WORK TO DO — Count how many lines in the material below hold the word "exposure"; the reply is that number alone.
++++ MATERIAL FOR THE TASK
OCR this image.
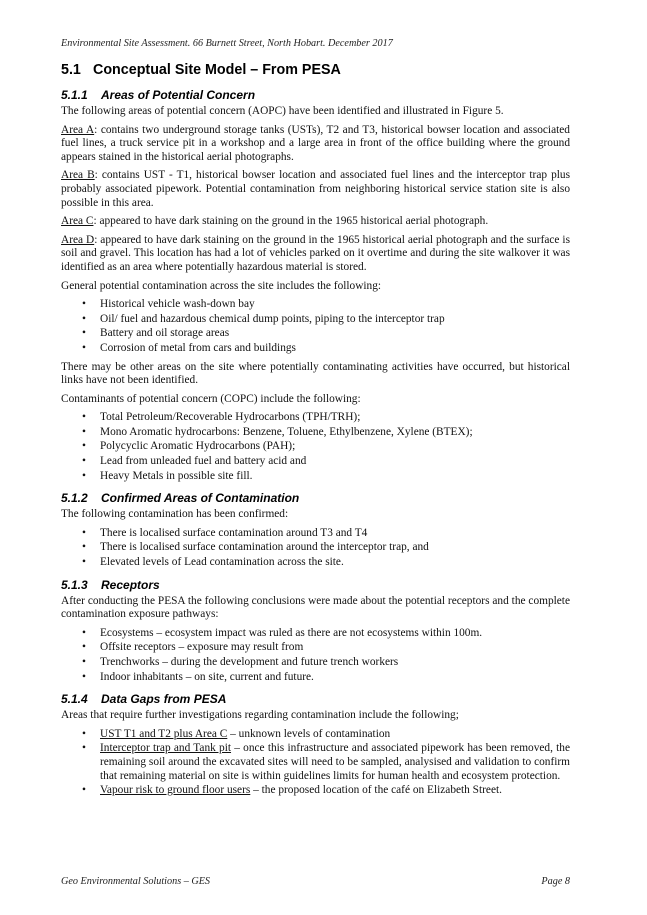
Environmental Site Assessment. 66 Burnett Street, North Hobart. December 2017
5.1 Conceptual Site Model – From PESA
5.1.1 Areas of Potential Concern

The following areas of potential concern (AOPC) have been identified and illustrated in Figure 5.

Area A: contains two underground storage tanks (USTs), T2 and T3, historical bowser location and associated fuel lines, a truck service pit in a workshop and a large area in front of the office building where the ground appears stained in the historical aerial photographs.

Area B: contains UST - T1, historical bowser location and associated fuel lines and the interceptor trap plus probably associated pipework. Potential contamination from neighboring historical service station site is also possible in this area.

Area C: appeared to have dark staining on the ground in the 1965 historical aerial photograph.

Area D: appeared to have dark staining on the ground in the 1965 historical aerial photograph and the surface is soil and gravel. This location has had a lot of vehicles parked on it overtime and during the site walkover it was identified as an area where potentially hazardous material is stored.

General potential contamination across the site includes the following:

• Historical vehicle wash-down bay
• Oil/ fuel and hazardous chemical dump points, piping to the interceptor trap
• Battery and oil storage areas
• Corrosion of metal from cars and buildings

There may be other areas on the site where potentially contaminating activities have occurred, but historical links have not been identified.

Contaminants of potential concern (COPC) include the following:

• Total Petroleum/Recoverable Hydrocarbons (TPH/TRH);
• Mono Aromatic hydrocarbons: Benzene, Toluene, Ethylbenzene, Xylene (BTEX);
• Polycyclic Aromatic Hydrocarbons (PAH);
• Lead from unleaded fuel and battery acid and
• Heavy Metals in possible site fill.
5.1.2 Confirmed Areas of Contamination

The following contamination has been confirmed:

• There is localised surface contamination around T3 and T4
• There is localised surface contamination around the interceptor trap, and
• Elevated levels of Lead contamination across the site.
5.1.3 Receptors

After conducting the PESA the following conclusions were made about the potential receptors and the complete contamination exposure pathways:

• Ecosystems – ecosystem impact was ruled as there are not ecosystems within 100m.
• Offsite receptors – exposure may result from
• Trenchworks – during the development and future trench workers
• Indoor inhabitants – on site, current and future.
5.1.4 Data Gaps from PESA

Areas that require further investigations regarding contamination include the following;

• UST T1 and T2 plus Area C – unknown levels of contamination
• Interceptor trap and Tank pit – once this infrastructure and associated pipework has been removed, the remaining soil around the excavated sites will need to be sampled, analysised and validation to confirm that remaining material on site is within guidelines limits for human health and ecosystem protection.
• Vapour risk to ground floor users – the proposed location of the café on Elizabeth Street.
Geo Environmental Solutions – GES	Page 8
++++++++
WRITTEN REPLY — 2